Please pull out every line that includes the string "初期設定".

• • • • •

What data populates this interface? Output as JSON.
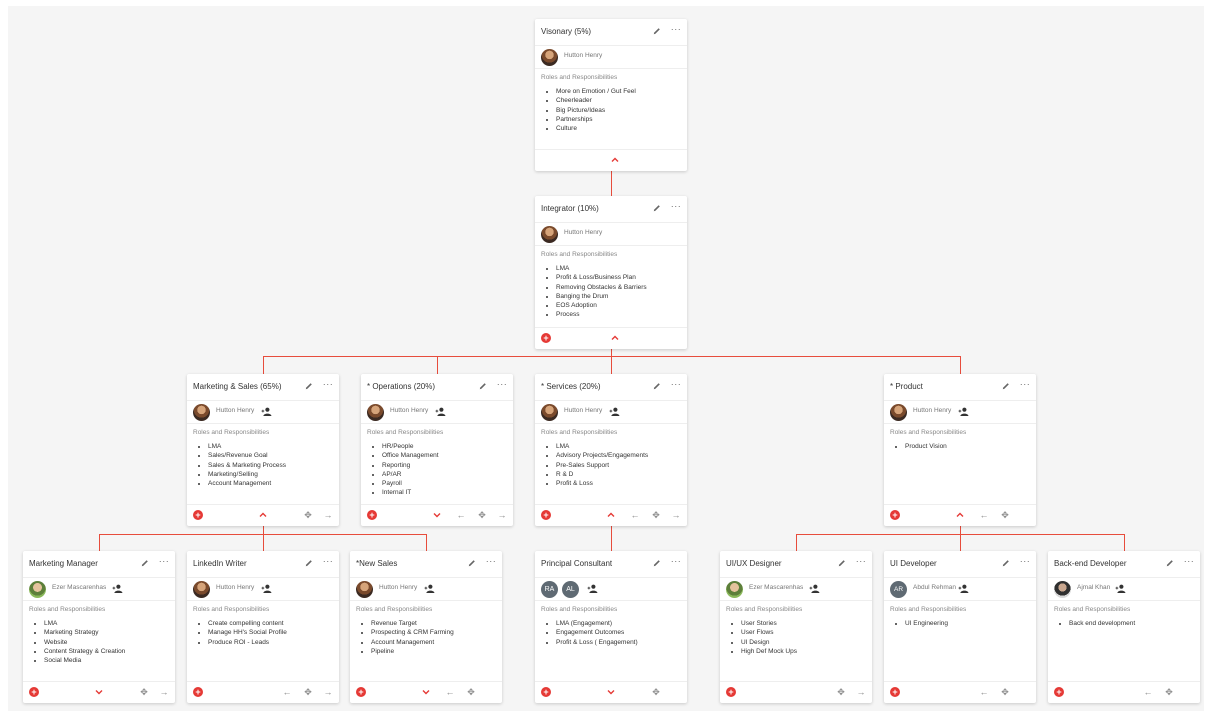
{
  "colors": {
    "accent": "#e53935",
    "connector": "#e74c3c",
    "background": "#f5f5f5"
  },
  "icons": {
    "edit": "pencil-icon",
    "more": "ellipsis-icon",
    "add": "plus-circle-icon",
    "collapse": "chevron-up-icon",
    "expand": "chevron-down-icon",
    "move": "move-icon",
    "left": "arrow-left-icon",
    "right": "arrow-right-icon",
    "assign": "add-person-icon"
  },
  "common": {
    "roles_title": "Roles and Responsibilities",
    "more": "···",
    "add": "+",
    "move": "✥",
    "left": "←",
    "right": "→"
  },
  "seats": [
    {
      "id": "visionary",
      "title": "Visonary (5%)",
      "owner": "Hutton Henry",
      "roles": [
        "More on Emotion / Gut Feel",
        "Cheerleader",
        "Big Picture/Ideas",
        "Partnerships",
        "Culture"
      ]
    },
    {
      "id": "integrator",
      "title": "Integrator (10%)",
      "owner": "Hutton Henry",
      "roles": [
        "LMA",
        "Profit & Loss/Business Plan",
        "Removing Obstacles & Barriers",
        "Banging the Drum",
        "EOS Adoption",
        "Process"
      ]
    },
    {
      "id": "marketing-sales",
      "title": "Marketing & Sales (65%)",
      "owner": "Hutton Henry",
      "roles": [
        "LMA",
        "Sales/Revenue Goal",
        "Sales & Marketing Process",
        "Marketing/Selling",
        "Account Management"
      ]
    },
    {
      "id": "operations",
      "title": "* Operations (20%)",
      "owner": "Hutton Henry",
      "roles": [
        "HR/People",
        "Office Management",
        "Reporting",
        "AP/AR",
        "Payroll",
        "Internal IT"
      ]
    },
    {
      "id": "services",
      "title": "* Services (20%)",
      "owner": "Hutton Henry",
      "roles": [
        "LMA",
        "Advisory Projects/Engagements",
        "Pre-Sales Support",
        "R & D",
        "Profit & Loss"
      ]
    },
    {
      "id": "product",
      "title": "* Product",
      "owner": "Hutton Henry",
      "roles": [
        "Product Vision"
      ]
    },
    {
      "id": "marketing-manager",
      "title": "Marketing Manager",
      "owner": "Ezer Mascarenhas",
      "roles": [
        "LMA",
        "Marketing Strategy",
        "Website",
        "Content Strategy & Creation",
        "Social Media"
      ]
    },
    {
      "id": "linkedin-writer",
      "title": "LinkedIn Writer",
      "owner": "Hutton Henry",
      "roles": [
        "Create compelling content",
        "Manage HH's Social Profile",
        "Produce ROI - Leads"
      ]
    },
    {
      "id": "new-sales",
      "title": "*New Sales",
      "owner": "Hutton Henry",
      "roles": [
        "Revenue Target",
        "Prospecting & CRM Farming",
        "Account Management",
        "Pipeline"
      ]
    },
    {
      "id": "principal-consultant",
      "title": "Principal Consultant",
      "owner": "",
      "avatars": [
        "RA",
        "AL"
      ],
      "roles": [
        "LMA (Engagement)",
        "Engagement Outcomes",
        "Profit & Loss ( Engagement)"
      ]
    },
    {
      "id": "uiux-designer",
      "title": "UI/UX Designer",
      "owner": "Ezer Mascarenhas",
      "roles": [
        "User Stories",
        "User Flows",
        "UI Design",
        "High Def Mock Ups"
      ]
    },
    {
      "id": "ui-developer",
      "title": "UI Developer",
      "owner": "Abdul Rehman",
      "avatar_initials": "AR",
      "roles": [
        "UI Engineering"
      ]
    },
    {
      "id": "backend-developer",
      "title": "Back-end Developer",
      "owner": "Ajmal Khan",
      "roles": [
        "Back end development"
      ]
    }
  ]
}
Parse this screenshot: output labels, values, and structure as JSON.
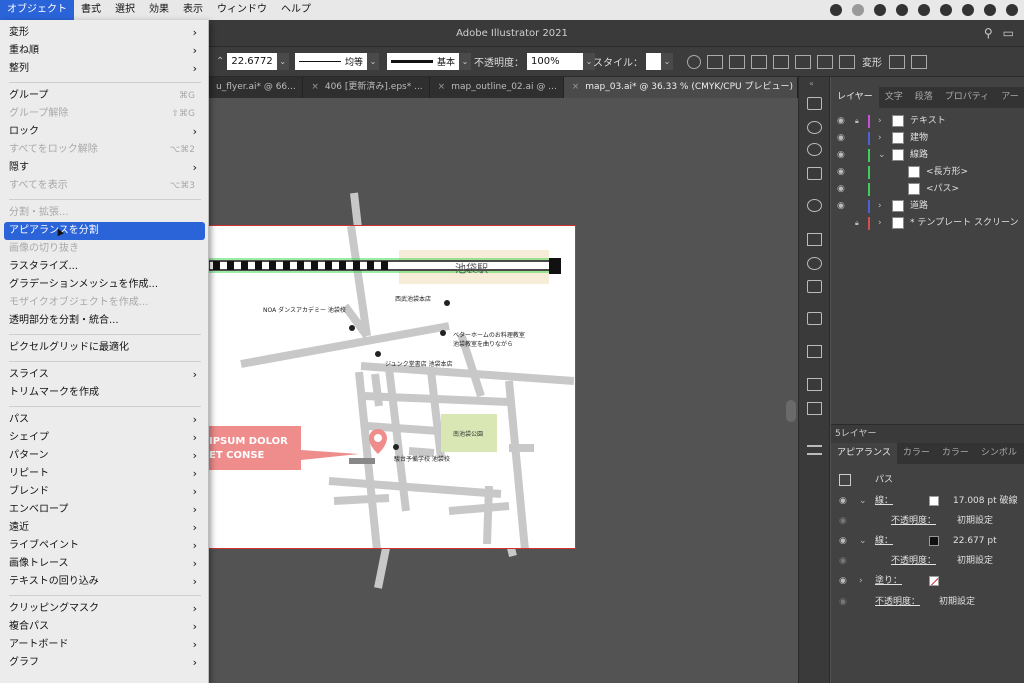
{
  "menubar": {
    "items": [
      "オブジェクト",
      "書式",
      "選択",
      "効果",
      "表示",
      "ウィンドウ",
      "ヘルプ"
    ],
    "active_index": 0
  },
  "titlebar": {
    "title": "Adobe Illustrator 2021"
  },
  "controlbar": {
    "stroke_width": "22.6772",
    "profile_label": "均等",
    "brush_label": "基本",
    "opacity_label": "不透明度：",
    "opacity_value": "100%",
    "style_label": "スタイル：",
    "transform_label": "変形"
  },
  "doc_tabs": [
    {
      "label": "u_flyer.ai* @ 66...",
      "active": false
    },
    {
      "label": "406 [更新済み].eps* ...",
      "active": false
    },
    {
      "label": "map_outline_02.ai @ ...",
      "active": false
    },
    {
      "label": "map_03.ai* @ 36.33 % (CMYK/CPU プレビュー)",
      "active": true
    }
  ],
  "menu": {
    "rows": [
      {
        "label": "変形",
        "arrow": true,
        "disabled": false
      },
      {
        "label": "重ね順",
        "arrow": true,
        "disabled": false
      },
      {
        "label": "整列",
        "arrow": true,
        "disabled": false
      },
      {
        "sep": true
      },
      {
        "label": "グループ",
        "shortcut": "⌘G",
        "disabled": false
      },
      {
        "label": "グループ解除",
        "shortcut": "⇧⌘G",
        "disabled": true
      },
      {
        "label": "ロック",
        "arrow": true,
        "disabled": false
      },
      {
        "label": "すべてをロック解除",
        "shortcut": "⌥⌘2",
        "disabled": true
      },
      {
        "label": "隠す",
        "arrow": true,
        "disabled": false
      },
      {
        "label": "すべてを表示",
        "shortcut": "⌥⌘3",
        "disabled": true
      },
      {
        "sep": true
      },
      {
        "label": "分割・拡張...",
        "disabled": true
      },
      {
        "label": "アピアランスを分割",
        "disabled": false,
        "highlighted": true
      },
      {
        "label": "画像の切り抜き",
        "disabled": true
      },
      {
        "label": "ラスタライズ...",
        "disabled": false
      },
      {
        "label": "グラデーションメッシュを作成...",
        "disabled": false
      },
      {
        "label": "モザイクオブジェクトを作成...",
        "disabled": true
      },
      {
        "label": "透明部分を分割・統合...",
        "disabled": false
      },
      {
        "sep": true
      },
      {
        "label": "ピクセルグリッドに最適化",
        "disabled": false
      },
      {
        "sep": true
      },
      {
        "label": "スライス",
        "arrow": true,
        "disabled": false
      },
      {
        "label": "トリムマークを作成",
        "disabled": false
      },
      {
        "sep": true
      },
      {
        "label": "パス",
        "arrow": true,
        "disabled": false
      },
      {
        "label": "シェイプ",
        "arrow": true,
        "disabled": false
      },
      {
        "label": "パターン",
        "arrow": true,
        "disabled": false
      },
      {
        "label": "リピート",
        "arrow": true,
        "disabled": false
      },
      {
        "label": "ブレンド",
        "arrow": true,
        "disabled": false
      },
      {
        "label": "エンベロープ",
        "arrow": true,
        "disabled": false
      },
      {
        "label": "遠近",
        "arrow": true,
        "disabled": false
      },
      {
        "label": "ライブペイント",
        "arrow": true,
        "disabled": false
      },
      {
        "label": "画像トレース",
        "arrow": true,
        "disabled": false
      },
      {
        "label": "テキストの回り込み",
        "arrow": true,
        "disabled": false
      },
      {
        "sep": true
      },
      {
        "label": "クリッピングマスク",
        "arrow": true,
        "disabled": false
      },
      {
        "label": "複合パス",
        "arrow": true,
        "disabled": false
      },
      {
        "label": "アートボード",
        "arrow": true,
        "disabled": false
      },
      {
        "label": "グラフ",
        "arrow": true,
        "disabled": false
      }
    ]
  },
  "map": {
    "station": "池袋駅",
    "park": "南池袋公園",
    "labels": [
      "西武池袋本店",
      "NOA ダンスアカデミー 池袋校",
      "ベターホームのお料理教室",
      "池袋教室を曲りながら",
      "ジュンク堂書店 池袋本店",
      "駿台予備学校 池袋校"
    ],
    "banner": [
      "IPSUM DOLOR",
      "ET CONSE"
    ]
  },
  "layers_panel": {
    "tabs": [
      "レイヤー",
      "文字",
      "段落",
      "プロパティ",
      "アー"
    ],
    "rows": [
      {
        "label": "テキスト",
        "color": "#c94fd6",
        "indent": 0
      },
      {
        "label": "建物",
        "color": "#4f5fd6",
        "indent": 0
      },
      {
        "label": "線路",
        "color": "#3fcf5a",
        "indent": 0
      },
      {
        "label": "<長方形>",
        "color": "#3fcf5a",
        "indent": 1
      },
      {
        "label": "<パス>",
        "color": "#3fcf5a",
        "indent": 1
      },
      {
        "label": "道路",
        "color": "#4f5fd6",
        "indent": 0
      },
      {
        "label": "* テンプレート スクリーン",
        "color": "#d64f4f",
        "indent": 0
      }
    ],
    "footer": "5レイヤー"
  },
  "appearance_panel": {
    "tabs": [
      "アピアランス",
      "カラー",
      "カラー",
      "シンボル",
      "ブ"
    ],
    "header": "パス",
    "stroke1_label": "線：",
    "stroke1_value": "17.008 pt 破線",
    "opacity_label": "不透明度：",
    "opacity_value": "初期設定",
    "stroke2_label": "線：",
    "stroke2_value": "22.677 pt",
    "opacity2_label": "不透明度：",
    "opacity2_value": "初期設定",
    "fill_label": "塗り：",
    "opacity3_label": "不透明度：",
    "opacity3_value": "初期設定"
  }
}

• • • • •

EXERCISE RESPONSE:
    "opacity_value": "初期設定",
    "opacity2_value": "初期設定",
    "opacity3_value": "初期設定"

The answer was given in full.